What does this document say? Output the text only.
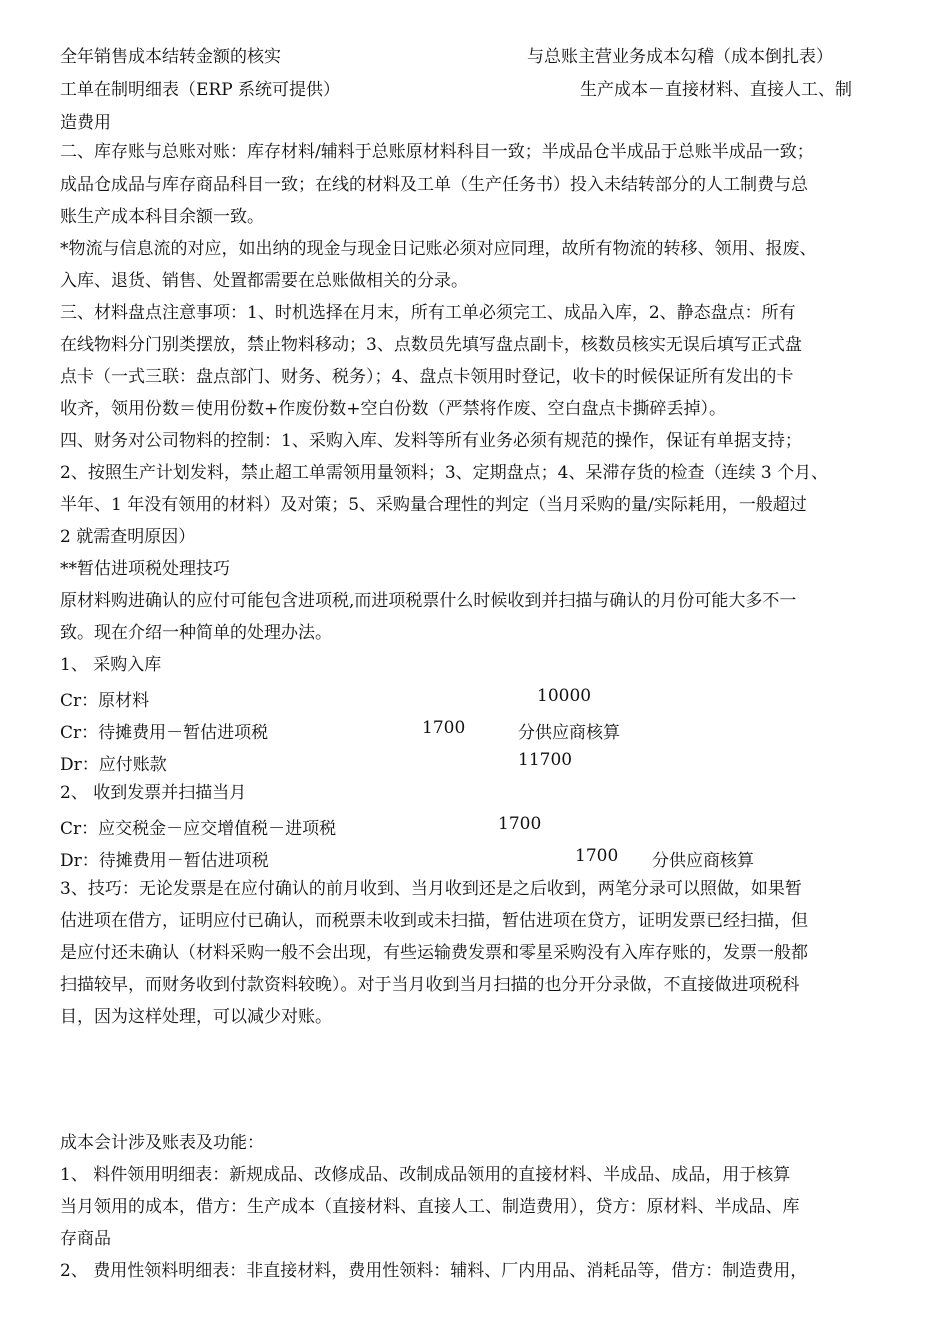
全年销售成本结转金额的核实	与总账主营业务成本勾稽（成本倒扎表）
工单在制明细表（ERP 系统可提供）	生产成本－直接材料、直接人工、制
造费用
二、库存账与总账对账：库存材料/辅料于总账原材料科目一致；半成品仓半成品于总账半成品一致；
成品仓成品与库存商品科目一致；在线的材料及工单（生产任务书）投入未结转部分的人工制费与总
账生产成本科目余额一致。
*物流与信息流的对应，如出纳的现金与现金日记账必须对应同理，故所有物流的转移、领用、报废、
入库、退货、销售、处置都需要在总账做相关的分录。
三、材料盘点注意事项：1、时机选择在月末，所有工单必须完工、成品入库，2、静态盘点：所有
在线物料分门别类摆放，禁止物料移动；3、点数员先填写盘点副卡，核数员核实无误后填写正式盘
点卡（一式三联：盘点部门、财务、税务）；4、盘点卡领用时登记，收卡的时候保证所有发出的卡
收齐，领用份数＝使用份数+作废份数+空白份数（严禁将作废、空白盘点卡撕碎丢掉）。
四、财务对公司物料的控制：1、采购入库、发料等所有业务必须有规范的操作，保证有单据支持；
2、按照生产计划发料，禁止超工单需领用量领料；3、定期盘点；4、呆滞存货的检查（连续 3 个月、
半年、1 年没有领用的材料）及对策；5、采购量合理性的判定（当月采购的量/实际耗用，一般超过
2 就需查明原因）
**暂估进项税处理技巧
原材料购进确认的应付可能包含进项税,而进项税票什么时候收到并扫描与确认的月份可能大多不一
致。现在介绍一种简单的处理办法。
1、 采购入库
Cr：原材料	10000
Cr：待摊费用－暂估进项税	1700	分供应商核算
Dr：应付账款	11700
2、 收到发票并扫描当月
Cr：应交税金－应交增值税－进项税	1700
Dr：待摊费用－暂估进项税	1700 分供应商核算
3、技巧：无论发票是在应付确认的前月收到、当月收到还是之后收到，两笔分录可以照做，如果暂
估进项在借方，证明应付已确认，而税票未收到或未扫描，暂估进项在贷方，证明发票已经扫描，但
是应付还未确认（材料采购一般不会出现，有些运输费发票和零星采购没有入库存账的，发票一般都
扫描较早，而财务收到付款资料较晚）。对于当月收到当月扫描的也分开分录做，不直接做进项税科
目，因为这样处理，可以减少对账。
成本会计涉及账表及功能：
1、 料件领用明细表：新规成品、改修成品、改制成品领用的直接材料、半成品、成品，用于核算
当月领用的成本，借方：生产成本（直接材料、直接人工、制造费用），贷方：原材料、半成品、库
存商品
2、 费用性领料明细表：非直接材料，费用性领料：辅料、厂内用品、消耗品等，借方：制造费用，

● **SET EXERCISE**:
Each line that holds the word "采购入库" should be extracted from the records.

● **SOLUTION FOR THIS PROBLEM**:
四、财务对公司物料的控制：1、采购入库、发料等所有业务必须有规范的操作，保证有单据支持；
1、 采购入库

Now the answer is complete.